• _Request_
From the line with "Decode this image" to the final line of the records, reproduce every line exactly and only those lines.

>> Begin Records for this task

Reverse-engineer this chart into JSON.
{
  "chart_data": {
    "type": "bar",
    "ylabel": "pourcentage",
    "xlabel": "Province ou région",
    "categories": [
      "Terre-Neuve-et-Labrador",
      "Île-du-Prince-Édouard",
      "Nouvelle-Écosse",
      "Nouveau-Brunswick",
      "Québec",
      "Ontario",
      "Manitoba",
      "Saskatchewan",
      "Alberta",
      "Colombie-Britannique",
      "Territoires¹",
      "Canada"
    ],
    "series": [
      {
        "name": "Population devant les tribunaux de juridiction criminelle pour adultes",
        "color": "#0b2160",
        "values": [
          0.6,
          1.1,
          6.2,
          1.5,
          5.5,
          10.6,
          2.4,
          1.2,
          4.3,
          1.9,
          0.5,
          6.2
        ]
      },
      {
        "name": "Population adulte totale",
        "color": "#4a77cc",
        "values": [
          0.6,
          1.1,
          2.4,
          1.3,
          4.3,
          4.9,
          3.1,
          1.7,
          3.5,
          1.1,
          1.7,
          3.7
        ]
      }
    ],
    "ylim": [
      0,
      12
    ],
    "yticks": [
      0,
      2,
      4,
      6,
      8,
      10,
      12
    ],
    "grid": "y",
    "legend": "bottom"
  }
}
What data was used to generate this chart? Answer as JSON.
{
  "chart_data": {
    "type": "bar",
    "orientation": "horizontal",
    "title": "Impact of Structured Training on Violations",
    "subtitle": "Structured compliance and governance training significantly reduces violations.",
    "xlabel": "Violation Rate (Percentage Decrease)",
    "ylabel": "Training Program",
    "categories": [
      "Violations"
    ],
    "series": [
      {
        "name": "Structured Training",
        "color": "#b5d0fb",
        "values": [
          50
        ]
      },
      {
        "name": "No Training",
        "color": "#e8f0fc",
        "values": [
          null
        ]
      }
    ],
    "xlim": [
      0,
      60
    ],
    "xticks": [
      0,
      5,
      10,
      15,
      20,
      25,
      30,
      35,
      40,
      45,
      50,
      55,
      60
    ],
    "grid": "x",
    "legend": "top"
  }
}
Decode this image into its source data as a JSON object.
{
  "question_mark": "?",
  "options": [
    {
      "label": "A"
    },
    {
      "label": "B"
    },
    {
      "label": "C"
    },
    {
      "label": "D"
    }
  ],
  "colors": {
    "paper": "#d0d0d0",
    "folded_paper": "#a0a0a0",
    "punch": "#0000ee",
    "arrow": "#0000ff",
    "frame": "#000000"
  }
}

>> End Records for this task

• _Solution for this problem_
Decode this image into its source data as a JSON object.
{
  "question_mark": "?",
  "options": [
    {
      "label": "A"
    },
    {
      "label": "B"
    },
    {
      "label": "C"
    },
    {
      "label": "D"
    }
  ],
  "colors": {
    "paper": "#d0d0d0",
    "folded_paper": "#a0a0a0",
    "punch": "#0000ee",
    "arrow": "#0000ff",
    "frame": "#000000"
  }
}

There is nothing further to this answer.